* _Text shown_:

----

In the first phase of the covid-19 pandemic, most countries tried to starve the disease of the oxygen it needed to spread by implementing lockdowns and aggressively tracking down everyone who an infected person might have come in contact with, to limit its further spread. While that strategy seems to have worked in some countries like New Zealand, it hasn’t been effective everywhere.
Most countries that haven’t been able to halt the disease in its tracks have to resign themselves to the fact that they are in the “community spread” phase of the disease. The only options available to them are to achieve herd immunity or develop a viable vaccine. In the short term, this means that we will have to learn to live with the disease—recognising that as we ease the lockdown and restart the economy, there will be asymptomatic people among us, potentially infecting those that they come in contact with. Even if it is no longer an option to keep people locked up in their homes, it remains incumbent upon us to find an effective way to identify those who are infected so that they can isolate themselves at home till they are no longer a threat to people around them.

----

[Document layout analysis data]
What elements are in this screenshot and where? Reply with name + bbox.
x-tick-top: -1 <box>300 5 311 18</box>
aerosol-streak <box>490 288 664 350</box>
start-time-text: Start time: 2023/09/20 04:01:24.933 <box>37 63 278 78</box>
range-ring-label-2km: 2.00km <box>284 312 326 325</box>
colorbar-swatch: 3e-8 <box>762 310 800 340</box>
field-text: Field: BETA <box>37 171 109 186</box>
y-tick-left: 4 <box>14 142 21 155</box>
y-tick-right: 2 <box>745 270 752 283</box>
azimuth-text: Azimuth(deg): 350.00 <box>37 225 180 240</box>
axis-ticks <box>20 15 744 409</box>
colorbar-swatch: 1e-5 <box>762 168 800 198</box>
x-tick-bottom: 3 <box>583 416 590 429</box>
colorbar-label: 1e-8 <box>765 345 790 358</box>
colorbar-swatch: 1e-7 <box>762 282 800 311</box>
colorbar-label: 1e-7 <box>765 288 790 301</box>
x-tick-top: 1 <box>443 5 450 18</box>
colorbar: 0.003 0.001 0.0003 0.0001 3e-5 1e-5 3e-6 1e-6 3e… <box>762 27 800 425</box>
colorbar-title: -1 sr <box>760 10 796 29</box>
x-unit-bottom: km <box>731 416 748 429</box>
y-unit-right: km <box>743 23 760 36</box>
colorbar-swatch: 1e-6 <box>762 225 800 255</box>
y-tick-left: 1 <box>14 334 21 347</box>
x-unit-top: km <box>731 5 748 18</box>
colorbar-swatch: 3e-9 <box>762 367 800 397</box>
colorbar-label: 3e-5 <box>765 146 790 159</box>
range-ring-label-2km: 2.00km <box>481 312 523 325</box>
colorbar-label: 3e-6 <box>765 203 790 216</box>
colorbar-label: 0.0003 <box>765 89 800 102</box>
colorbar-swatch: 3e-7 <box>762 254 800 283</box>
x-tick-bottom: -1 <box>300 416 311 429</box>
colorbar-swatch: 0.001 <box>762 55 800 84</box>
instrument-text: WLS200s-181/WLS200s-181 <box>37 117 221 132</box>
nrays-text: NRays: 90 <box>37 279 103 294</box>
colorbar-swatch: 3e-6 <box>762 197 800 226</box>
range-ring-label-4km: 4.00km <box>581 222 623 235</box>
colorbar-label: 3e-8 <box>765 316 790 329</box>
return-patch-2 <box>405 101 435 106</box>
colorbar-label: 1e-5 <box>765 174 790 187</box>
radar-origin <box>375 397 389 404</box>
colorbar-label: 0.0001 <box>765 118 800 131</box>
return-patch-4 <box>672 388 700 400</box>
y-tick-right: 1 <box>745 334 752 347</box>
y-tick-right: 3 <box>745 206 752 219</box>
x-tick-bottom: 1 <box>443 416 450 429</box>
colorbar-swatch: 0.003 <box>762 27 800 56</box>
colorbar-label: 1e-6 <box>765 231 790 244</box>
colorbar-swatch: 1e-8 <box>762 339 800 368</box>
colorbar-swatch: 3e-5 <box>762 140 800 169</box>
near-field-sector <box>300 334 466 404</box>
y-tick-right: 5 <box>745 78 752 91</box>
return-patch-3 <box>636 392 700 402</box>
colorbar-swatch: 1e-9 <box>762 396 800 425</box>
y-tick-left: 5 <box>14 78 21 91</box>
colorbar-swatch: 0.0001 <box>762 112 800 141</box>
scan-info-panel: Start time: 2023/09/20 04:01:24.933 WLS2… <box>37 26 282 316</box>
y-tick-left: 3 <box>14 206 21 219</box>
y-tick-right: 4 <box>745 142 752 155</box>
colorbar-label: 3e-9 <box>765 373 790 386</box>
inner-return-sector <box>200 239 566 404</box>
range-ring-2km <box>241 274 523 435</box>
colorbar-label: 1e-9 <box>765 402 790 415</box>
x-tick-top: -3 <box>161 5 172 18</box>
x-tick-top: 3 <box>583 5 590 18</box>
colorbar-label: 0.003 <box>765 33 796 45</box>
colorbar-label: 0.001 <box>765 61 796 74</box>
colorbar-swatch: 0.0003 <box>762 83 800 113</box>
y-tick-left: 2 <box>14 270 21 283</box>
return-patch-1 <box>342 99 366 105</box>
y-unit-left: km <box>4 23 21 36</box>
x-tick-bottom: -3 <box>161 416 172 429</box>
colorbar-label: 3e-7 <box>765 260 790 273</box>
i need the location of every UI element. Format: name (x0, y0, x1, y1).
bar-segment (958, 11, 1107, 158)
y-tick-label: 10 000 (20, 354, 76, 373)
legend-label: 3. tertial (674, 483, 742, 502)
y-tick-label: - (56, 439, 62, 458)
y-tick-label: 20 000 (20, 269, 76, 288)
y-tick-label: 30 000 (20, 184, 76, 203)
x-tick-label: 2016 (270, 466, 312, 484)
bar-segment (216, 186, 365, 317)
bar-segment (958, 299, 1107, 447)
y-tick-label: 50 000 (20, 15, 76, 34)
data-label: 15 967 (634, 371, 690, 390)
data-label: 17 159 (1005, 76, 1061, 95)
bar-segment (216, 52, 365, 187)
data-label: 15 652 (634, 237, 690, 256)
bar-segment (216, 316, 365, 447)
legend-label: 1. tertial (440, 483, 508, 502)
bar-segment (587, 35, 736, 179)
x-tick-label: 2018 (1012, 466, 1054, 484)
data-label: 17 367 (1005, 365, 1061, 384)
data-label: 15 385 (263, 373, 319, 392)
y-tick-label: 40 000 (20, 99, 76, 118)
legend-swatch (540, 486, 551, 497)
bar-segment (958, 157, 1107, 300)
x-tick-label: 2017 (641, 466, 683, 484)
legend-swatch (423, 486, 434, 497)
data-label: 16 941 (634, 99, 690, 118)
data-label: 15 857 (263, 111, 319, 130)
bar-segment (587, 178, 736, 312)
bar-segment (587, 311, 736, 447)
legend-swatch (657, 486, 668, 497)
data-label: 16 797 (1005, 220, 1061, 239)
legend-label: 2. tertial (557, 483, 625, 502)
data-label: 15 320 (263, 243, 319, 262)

----

Can you reproduce the covid-19 passage word for word, between "In the first" and "been effective everywhere.", inclusive?

* _Response box_:
In the first phase of the covid-19 pandemic, most countries tried to starve the disease of the oxygen it needed to spread by implementing lockdowns and aggressively tracking down everyone who an infected person might have come in contact with, to limit its further spread. While that strategy seems to have worked in some countries like New Zealand, it hasn’t been effective everywhere.